◆ What this task involves ◆
Starting at the first line of the items and stopping after the line that contains "legend-label: Chemiluminescent (200, 39, 396, 63)", write the lines out again with "legend-label" swapped for "legend-text". Leave everything else unchanged.
:: Entries ::
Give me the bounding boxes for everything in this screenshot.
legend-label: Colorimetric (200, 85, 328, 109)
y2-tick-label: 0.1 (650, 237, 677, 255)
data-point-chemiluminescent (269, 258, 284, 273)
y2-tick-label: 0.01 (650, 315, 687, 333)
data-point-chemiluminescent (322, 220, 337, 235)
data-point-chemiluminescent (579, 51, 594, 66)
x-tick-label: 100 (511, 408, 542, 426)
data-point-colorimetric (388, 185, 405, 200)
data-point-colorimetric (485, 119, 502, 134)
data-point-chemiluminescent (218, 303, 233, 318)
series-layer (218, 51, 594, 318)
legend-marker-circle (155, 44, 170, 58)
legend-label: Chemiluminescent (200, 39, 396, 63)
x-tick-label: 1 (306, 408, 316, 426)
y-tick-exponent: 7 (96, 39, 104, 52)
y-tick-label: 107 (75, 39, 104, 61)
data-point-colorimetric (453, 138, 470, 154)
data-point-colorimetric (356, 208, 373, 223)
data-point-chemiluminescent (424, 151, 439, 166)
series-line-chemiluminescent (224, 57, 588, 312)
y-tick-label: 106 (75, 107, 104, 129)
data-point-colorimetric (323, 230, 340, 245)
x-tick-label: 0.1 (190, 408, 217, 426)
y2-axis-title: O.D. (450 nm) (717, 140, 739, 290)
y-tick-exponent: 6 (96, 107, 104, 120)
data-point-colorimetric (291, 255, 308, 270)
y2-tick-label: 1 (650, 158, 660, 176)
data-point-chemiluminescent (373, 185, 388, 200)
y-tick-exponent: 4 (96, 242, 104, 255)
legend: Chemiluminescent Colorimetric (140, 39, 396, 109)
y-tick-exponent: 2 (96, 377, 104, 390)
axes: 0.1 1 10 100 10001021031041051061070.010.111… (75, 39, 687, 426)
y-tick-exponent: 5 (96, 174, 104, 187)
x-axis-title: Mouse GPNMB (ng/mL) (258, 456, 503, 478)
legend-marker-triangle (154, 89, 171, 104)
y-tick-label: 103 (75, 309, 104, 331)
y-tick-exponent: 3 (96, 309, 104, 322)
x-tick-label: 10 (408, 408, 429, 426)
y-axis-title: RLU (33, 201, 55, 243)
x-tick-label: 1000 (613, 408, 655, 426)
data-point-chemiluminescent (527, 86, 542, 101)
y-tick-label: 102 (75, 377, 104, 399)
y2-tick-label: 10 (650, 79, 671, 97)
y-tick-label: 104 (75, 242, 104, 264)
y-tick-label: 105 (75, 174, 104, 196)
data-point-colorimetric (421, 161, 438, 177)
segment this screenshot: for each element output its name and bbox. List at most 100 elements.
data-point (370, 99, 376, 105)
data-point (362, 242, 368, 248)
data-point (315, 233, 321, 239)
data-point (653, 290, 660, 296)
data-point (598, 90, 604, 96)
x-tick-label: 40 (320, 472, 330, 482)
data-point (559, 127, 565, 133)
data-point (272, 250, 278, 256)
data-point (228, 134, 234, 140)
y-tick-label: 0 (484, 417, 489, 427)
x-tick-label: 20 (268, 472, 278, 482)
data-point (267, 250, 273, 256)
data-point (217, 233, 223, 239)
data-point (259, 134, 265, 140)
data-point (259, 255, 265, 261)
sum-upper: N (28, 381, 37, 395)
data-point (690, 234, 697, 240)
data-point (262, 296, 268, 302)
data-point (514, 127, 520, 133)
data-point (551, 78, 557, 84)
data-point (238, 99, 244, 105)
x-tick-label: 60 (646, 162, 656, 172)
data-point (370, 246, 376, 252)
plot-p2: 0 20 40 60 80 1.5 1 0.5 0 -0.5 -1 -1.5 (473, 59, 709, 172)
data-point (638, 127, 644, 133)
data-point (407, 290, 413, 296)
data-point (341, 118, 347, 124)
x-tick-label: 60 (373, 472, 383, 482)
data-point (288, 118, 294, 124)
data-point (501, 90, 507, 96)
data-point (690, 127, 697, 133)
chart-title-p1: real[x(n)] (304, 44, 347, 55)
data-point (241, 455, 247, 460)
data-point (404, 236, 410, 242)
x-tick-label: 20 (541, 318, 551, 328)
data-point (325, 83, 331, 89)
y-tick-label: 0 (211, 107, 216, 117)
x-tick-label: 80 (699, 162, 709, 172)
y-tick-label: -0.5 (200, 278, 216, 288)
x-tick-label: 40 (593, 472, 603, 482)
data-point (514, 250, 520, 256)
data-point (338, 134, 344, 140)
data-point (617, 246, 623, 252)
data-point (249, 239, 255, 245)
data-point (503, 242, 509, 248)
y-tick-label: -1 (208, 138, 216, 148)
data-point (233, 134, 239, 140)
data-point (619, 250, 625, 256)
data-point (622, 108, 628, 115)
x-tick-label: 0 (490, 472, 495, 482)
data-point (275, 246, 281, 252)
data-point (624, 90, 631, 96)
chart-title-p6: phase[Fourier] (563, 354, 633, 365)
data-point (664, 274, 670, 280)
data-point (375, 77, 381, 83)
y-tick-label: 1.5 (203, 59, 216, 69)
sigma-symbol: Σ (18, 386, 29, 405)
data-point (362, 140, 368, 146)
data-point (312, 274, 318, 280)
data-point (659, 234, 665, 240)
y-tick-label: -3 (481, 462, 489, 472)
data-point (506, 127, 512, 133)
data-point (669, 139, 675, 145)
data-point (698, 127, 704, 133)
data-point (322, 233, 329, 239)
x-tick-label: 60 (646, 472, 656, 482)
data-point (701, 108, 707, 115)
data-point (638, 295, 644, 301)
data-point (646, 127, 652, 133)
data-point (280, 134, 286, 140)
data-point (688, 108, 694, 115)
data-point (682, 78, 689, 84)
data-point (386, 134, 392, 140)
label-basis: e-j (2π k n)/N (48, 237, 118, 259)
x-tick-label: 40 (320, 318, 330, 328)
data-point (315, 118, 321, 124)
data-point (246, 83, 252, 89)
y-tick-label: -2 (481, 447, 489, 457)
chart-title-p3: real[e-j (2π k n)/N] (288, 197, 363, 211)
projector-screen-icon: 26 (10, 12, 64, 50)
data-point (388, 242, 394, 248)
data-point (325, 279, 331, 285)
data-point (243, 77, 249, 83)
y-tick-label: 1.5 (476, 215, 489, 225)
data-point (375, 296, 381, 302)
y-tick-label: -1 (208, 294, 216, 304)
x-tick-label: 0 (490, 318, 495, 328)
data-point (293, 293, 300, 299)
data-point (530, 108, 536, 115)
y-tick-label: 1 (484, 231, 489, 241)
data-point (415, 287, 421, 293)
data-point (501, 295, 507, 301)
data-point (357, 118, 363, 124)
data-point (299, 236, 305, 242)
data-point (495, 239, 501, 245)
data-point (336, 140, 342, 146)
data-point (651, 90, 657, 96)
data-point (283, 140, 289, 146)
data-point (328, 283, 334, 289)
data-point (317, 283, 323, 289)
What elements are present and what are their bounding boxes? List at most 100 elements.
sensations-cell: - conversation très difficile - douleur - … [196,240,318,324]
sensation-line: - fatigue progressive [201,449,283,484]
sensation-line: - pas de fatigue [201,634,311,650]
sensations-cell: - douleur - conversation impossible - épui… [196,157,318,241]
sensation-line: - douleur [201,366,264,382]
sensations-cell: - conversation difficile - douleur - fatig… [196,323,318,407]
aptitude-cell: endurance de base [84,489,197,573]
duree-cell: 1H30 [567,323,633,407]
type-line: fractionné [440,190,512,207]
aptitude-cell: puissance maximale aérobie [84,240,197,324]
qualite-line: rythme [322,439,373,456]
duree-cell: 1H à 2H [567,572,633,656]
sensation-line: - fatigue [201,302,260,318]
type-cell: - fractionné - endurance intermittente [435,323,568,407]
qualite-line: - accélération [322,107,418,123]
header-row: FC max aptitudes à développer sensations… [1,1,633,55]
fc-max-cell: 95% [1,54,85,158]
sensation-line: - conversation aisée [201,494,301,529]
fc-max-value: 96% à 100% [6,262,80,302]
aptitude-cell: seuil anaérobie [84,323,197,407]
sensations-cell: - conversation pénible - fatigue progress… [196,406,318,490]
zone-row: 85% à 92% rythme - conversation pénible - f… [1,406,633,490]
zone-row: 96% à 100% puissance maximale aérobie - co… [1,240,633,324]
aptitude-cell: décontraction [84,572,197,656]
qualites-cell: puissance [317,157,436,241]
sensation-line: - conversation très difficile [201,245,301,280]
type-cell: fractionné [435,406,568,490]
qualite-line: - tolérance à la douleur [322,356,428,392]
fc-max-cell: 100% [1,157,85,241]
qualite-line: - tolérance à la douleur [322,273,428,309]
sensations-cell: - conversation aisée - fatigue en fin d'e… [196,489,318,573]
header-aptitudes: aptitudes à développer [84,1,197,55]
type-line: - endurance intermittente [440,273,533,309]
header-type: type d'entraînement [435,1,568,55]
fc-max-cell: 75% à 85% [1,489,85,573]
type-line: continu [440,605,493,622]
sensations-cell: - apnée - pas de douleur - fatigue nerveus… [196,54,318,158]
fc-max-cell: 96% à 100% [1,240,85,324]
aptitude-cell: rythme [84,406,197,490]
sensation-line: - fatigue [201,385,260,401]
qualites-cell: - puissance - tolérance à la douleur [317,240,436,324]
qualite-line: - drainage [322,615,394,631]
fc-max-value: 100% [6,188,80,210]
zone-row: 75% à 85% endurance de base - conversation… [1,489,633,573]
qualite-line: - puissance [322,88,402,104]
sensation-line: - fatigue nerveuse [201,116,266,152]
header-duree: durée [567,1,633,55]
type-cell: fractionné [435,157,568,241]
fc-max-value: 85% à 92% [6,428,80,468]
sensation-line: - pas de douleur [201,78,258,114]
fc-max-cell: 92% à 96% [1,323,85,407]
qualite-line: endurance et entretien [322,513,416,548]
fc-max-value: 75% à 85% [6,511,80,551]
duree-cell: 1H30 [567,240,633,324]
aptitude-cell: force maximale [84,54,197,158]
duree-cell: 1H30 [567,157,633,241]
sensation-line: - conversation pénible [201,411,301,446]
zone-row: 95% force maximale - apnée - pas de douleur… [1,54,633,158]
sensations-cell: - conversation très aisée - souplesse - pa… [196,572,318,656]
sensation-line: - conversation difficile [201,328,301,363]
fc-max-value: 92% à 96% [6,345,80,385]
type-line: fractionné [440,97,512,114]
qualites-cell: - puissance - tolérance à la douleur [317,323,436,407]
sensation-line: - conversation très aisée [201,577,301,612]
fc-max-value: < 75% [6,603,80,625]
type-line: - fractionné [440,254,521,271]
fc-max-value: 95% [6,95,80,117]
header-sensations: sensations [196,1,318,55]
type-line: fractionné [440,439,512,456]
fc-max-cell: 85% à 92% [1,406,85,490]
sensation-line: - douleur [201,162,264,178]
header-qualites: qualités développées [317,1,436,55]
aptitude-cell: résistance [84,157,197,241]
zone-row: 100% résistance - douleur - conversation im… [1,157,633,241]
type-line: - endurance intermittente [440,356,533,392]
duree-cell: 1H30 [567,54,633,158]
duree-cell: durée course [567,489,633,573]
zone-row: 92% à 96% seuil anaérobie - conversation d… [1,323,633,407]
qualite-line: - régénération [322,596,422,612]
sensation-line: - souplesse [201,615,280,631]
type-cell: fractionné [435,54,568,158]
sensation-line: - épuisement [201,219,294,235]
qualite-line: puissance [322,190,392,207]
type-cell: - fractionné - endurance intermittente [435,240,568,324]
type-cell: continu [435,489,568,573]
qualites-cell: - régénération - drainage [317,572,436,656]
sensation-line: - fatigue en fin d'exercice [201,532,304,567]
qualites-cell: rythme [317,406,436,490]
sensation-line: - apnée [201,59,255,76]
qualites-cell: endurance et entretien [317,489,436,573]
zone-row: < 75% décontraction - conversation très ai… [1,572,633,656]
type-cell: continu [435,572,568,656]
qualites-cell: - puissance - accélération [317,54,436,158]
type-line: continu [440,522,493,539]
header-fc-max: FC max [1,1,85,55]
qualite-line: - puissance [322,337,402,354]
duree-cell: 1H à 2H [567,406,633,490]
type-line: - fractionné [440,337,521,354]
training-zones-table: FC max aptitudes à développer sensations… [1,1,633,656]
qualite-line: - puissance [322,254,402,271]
:::
◆ Final result ◆
Give me the bounding boxes for everything in this screenshot.
legend-text: Colorimetric (200, 85, 328, 109)
y2-tick-label: 0.1 (650, 237, 677, 255)
data-point-chemiluminescent (269, 258, 284, 273)
y2-tick-label: 0.01 (650, 315, 687, 333)
data-point-chemiluminescent (322, 220, 337, 235)
data-point-chemiluminescent (579, 51, 594, 66)
x-tick-label: 100 (511, 408, 542, 426)
data-point-colorimetric (388, 185, 405, 200)
data-point-colorimetric (485, 119, 502, 134)
data-point-chemiluminescent (218, 303, 233, 318)
series-layer (218, 51, 594, 318)
legend-marker-circle (155, 44, 170, 58)
legend-text: Chemiluminescent (200, 39, 396, 63)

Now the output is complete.